→ PROBLEM
Select every line below containing the word "content".

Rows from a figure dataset
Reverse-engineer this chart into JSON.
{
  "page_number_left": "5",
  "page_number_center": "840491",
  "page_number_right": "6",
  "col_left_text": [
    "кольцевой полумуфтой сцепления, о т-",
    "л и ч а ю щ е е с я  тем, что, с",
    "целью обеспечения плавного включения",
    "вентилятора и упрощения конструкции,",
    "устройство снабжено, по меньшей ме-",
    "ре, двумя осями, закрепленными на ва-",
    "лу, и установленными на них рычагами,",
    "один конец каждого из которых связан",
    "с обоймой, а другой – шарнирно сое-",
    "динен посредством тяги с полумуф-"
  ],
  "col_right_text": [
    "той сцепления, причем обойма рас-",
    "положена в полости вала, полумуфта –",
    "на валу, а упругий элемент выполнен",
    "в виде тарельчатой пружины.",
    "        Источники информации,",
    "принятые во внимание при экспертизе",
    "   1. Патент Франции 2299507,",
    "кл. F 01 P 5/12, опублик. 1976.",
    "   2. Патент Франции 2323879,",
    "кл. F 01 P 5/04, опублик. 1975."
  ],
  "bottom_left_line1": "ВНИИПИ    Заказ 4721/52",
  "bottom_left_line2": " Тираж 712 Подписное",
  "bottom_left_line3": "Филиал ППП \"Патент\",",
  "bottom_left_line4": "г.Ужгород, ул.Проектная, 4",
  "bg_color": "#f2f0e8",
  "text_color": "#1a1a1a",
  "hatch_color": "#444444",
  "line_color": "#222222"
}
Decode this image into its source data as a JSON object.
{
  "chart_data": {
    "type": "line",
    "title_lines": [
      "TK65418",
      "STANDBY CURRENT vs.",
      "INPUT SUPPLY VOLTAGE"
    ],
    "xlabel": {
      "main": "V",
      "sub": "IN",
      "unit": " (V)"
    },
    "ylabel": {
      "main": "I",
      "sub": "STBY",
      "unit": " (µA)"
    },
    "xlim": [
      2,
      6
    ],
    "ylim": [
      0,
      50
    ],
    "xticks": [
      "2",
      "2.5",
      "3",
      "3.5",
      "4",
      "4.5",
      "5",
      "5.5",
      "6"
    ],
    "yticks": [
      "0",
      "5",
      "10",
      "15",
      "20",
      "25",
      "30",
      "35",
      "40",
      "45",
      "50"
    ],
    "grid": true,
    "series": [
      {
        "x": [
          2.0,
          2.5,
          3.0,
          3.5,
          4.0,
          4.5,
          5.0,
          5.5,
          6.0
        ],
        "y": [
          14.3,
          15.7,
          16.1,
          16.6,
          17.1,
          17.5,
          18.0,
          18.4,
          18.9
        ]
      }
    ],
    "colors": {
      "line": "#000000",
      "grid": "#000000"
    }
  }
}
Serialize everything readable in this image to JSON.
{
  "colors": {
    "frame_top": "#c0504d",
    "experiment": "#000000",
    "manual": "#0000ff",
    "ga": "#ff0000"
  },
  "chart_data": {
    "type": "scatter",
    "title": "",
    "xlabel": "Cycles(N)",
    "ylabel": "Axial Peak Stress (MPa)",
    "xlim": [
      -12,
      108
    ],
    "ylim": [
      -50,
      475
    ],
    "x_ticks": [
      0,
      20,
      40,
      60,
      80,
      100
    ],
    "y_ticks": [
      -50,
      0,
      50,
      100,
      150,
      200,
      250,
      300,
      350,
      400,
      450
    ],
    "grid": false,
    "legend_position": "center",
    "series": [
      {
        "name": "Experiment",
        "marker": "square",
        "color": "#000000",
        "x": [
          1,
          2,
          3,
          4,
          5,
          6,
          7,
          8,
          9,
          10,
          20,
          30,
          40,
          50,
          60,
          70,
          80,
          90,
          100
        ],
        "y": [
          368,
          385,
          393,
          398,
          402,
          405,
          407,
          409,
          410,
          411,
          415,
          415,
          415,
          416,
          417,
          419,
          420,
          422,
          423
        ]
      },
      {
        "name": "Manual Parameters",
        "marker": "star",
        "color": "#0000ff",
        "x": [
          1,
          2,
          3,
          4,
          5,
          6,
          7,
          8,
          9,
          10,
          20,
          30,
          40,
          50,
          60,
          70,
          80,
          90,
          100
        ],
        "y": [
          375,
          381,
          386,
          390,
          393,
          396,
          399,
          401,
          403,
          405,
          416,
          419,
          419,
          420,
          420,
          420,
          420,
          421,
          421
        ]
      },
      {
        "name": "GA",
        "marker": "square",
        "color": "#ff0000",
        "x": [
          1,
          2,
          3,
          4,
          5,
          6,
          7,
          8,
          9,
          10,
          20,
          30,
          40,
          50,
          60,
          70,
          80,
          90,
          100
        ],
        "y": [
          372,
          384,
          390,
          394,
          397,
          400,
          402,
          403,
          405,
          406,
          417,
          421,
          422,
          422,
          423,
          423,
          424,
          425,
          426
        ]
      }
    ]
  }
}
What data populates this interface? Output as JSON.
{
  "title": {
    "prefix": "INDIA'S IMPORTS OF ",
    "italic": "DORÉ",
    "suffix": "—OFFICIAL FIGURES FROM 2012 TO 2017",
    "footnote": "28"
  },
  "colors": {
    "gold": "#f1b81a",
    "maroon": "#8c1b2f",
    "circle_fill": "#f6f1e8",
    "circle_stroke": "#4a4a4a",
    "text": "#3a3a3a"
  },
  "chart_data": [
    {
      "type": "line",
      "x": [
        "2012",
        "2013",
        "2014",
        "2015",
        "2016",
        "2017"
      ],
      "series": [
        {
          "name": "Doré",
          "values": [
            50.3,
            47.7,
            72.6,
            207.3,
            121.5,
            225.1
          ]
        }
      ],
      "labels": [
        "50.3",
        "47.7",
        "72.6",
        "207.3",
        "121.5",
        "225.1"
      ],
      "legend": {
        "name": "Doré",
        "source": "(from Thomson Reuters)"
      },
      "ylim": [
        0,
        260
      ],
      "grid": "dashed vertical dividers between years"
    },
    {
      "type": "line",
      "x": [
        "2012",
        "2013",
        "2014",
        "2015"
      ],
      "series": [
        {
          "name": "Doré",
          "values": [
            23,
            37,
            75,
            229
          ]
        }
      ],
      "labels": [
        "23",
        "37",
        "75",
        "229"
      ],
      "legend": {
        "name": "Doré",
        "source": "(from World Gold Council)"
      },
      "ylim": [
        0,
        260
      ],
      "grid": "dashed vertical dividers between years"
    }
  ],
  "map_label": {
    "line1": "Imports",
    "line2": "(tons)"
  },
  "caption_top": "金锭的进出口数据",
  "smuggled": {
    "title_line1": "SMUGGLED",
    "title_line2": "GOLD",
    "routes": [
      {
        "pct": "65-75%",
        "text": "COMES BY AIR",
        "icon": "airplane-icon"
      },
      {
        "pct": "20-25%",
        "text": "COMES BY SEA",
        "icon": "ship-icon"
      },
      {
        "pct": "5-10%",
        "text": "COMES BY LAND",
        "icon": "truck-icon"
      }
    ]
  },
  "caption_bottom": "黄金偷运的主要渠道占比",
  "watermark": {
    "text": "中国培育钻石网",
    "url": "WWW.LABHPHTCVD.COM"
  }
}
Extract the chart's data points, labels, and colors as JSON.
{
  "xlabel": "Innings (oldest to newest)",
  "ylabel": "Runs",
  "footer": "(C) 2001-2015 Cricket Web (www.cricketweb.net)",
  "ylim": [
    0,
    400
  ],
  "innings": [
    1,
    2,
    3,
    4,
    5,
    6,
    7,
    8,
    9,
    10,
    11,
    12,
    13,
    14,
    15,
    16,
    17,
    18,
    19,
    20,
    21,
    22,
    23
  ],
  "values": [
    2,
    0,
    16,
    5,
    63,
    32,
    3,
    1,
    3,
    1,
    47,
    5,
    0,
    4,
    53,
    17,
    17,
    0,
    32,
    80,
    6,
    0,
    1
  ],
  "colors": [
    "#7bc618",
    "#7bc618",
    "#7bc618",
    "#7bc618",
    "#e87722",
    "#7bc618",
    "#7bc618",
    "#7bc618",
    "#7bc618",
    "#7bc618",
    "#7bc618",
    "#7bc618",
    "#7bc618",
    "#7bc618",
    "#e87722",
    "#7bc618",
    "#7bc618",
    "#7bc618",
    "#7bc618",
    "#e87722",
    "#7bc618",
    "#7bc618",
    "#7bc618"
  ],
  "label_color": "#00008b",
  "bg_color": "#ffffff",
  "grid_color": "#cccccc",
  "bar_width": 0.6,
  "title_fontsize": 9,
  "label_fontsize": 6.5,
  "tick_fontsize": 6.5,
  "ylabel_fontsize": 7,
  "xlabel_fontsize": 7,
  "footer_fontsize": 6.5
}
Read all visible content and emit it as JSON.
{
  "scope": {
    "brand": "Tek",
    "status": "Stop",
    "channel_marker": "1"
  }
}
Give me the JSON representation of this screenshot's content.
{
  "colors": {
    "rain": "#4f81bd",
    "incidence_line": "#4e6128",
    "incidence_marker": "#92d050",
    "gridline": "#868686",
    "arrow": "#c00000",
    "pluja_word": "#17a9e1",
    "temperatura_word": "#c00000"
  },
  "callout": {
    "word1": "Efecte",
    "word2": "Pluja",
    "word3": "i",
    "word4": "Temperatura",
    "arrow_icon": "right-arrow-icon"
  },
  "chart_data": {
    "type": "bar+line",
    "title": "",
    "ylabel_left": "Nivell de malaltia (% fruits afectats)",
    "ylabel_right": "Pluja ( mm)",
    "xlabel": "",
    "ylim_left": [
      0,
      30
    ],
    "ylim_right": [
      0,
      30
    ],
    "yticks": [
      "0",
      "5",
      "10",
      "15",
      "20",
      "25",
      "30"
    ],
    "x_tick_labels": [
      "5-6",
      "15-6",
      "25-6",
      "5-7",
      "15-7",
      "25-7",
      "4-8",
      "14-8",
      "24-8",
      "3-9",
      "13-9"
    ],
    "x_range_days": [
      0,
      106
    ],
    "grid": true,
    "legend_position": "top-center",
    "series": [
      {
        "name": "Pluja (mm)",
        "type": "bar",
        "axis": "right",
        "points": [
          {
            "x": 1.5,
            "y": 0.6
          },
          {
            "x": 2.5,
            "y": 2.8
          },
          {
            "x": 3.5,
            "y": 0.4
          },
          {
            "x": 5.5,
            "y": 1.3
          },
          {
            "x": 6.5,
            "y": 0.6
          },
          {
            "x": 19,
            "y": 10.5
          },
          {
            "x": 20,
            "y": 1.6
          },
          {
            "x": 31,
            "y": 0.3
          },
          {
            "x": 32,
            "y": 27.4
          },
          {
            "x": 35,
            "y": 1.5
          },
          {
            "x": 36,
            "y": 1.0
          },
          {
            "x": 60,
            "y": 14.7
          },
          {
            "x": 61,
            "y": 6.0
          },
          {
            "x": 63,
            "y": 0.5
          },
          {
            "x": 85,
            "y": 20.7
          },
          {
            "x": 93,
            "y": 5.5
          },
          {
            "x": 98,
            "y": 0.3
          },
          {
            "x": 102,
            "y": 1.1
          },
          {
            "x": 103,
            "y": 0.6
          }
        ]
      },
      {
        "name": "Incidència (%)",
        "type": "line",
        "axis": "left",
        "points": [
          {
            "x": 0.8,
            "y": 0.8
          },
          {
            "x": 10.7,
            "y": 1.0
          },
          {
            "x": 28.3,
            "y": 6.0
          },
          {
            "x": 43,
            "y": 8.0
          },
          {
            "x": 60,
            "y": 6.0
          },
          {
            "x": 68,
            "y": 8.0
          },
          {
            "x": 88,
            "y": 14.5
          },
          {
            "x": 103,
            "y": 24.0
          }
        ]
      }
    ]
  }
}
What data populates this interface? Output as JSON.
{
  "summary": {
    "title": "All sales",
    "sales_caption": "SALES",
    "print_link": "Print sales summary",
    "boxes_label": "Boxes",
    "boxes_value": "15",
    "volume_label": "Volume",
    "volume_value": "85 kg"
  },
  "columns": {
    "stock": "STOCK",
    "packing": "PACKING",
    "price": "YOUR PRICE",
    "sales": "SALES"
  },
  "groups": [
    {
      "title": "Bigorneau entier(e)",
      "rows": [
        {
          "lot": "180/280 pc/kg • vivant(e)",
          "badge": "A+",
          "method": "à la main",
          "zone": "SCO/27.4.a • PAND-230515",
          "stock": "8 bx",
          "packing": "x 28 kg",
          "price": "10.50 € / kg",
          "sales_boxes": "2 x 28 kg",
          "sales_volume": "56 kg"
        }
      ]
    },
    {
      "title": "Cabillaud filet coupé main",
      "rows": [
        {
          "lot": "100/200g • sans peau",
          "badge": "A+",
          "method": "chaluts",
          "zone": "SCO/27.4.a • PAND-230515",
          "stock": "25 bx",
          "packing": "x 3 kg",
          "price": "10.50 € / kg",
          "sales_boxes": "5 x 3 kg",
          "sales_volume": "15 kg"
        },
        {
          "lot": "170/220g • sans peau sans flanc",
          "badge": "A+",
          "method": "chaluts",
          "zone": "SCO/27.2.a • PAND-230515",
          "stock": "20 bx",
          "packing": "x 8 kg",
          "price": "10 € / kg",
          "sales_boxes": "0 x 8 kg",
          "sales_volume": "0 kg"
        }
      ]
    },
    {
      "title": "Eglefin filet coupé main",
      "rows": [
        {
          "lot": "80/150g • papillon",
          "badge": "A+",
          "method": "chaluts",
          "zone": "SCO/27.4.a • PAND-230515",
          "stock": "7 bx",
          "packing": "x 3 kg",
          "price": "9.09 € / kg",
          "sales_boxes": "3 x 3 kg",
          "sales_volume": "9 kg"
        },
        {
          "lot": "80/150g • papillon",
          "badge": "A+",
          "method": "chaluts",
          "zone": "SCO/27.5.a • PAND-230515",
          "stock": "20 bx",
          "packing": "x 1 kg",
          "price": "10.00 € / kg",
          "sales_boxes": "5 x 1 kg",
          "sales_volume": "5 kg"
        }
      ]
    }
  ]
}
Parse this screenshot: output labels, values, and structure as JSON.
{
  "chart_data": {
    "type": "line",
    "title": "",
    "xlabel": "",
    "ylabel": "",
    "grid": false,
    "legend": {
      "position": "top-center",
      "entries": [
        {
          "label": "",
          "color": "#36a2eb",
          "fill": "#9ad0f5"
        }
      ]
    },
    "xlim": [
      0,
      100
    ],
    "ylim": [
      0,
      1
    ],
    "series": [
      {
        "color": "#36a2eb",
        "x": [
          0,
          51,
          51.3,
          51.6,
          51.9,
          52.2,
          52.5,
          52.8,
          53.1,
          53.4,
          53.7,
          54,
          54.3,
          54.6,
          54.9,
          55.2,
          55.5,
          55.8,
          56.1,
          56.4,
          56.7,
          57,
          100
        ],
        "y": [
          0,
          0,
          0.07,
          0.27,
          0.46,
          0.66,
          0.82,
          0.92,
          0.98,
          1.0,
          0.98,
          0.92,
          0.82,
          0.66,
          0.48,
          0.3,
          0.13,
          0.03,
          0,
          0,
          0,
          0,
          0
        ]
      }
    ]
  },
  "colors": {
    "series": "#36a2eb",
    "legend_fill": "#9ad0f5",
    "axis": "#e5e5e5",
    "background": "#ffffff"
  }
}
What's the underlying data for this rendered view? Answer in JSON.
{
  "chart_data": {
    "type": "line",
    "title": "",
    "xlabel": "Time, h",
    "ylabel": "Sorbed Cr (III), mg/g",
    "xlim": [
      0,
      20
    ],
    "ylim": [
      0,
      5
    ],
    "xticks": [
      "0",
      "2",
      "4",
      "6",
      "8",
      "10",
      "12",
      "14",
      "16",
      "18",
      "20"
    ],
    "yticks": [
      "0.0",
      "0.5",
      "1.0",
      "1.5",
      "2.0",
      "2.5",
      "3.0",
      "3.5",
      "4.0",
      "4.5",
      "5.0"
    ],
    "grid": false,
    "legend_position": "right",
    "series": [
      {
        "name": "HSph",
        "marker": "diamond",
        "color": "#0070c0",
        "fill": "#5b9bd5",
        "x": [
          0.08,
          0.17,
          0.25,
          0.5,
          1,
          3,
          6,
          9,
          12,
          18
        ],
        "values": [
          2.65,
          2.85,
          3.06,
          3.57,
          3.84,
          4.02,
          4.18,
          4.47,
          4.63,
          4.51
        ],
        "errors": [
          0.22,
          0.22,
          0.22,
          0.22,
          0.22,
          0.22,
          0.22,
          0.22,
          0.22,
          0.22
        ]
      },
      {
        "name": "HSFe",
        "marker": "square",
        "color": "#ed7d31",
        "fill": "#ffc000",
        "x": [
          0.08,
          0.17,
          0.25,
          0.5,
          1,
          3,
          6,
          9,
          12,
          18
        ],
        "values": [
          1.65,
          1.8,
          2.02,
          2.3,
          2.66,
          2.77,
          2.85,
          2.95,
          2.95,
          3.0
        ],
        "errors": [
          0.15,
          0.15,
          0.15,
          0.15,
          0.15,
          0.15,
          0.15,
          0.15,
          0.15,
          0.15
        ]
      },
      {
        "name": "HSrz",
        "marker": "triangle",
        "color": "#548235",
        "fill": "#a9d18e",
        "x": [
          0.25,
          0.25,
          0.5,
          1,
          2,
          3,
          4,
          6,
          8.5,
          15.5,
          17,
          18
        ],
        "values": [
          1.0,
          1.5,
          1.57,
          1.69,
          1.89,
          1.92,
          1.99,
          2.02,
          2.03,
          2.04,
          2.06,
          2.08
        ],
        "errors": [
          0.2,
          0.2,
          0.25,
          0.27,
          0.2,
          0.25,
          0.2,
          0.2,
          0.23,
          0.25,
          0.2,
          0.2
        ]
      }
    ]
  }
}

→ EXPECTED ANSWER
Read all visible content and emit it as JSON.
Give me the JSON representation of this screenshot's content.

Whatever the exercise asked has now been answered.